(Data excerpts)
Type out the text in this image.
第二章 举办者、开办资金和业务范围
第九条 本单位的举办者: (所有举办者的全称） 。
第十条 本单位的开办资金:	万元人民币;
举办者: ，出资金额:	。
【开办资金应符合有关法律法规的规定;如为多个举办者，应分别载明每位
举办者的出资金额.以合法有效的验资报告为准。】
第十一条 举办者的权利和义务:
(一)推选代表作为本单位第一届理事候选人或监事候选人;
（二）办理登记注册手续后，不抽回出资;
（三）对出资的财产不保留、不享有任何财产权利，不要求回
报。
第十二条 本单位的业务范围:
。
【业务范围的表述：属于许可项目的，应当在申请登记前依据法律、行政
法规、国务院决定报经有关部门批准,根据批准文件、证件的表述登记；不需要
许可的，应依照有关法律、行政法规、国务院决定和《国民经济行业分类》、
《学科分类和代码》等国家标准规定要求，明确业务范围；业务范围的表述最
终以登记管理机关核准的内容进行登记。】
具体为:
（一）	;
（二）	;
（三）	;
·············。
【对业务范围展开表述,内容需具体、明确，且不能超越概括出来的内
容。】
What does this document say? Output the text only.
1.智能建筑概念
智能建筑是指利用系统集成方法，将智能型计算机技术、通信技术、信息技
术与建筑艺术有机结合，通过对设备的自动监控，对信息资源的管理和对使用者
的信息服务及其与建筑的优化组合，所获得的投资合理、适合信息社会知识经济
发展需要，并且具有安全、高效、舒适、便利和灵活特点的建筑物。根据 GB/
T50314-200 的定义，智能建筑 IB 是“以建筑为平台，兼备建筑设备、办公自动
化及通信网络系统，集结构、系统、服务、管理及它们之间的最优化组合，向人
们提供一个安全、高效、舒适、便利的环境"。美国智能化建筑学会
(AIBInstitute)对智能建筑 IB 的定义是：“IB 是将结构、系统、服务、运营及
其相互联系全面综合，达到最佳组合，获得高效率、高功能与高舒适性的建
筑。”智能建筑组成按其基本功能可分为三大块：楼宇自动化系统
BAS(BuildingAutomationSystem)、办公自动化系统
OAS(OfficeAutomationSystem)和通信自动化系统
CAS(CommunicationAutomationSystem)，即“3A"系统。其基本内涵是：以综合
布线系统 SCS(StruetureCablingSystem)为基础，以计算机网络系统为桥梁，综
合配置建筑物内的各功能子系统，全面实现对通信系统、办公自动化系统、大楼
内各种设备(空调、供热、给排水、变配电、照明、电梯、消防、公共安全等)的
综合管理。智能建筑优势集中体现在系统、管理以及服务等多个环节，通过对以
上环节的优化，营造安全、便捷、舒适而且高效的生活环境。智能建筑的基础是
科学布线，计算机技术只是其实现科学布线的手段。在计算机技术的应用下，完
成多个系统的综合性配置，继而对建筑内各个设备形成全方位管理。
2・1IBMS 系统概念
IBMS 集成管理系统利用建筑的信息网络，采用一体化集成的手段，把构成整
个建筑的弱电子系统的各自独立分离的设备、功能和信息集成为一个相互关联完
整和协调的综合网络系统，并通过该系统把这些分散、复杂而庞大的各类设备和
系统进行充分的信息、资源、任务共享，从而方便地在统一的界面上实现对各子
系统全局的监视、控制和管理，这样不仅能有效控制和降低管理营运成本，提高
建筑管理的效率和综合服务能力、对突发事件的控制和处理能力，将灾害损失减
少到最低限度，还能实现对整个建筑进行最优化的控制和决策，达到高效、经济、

Requirement:
Print the material above once more, exactly.

Task output:
Type out the text in this image.
第二章 举办者、开办资金和业务范围
第九条 本单位的举办者: (所有举办者的全称） 。
第十条 本单位的开办资金:	万元人民币;
举办者: ，出资金额:	。
【开办资金应符合有关法律法规的规定;如为多个举办者，应分别载明每位
举办者的出资金额.以合法有效的验资报告为准。】
第十一条 举办者的权利和义务:
(一)推选代表作为本单位第一届理事候选人或监事候选人;
（二）办理登记注册手续后，不抽回出资;
（三）对出资的财产不保留、不享有任何财产权利，不要求回
报。
第十二条 本单位的业务范围:
。
【业务范围的表述：属于许可项目的，应当在申请登记前依据法律、行政
法规、国务院决定报经有关部门批准,根据批准文件、证件的表述登记；不需要
许可的，应依照有关法律、行政法规、国务院决定和《国民经济行业分类》、
《学科分类和代码》等国家标准规定要求，明确业务范围；业务范围的表述最
终以登记管理机关核准的内容进行登记。】
具体为:
（一）	;
（二）	;
（三）	;
·············。
【对业务范围展开表述,内容需具体、明确，且不能超越概括出来的内
容。】
What does this document say? Output the text only.
1.智能建筑概念
智能建筑是指利用系统集成方法，将智能型计算机技术、通信技术、信息技
术与建筑艺术有机结合，通过对设备的自动监控，对信息资源的管理和对使用者
的信息服务及其与建筑的优化组合，所获得的投资合理、适合信息社会知识经济
发展需要，并且具有安全、高效、舒适、便利和灵活特点的建筑物。根据 GB/
T50314-200 的定义，智能建筑 IB 是“以建筑为平台，兼备建筑设备、办公自动
化及通信网络系统，集结构、系统、服务、管理及它们之间的最优化组合，向人
们提供一个安全、高效、舒适、便利的环境"。美国智能化建筑学会
(AIBInstitute)对智能建筑 IB 的定义是：“IB 是将结构、系统、服务、运营及
其相互联系全面综合，达到最佳组合，获得高效率、高功能与高舒适性的建
筑。”智能建筑组成按其基本功能可分为三大块：楼宇自动化系统
BAS(BuildingAutomationSystem)、办公自动化系统
OAS(OfficeAutomationSystem)和通信自动化系统
CAS(CommunicationAutomationSystem)，即“3A"系统。其基本内涵是：以综合
布线系统 SCS(StruetureCablingSystem)为基础，以计算机网络系统为桥梁，综
合配置建筑物内的各功能子系统，全面实现对通信系统、办公自动化系统、大楼
内各种设备(空调、供热、给排水、变配电、照明、电梯、消防、公共安全等)的
综合管理。智能建筑优势集中体现在系统、管理以及服务等多个环节，通过对以
上环节的优化，营造安全、便捷、舒适而且高效的生活环境。智能建筑的基础是
科学布线，计算机技术只是其实现科学布线的手段。在计算机技术的应用下，完
成多个系统的综合性配置，继而对建筑内各个设备形成全方位管理。
2・1IBMS 系统概念
IBMS 集成管理系统利用建筑的信息网络，采用一体化集成的手段，把构成整
个建筑的弱电子系统的各自独立分离的设备、功能和信息集成为一个相互关联完
整和协调的综合网络系统，并通过该系统把这些分散、复杂而庞大的各类设备和
系统进行充分的信息、资源、任务共享，从而方便地在统一的界面上实现对各子
系统全局的监视、控制和管理，这样不仅能有效控制和降低管理营运成本，提高
建筑管理的效率和综合服务能力、对突发事件的控制和处理能力，将灾害损失减
少到最低限度，还能实现对整个建筑进行最优化的控制和决策，达到高效、经济、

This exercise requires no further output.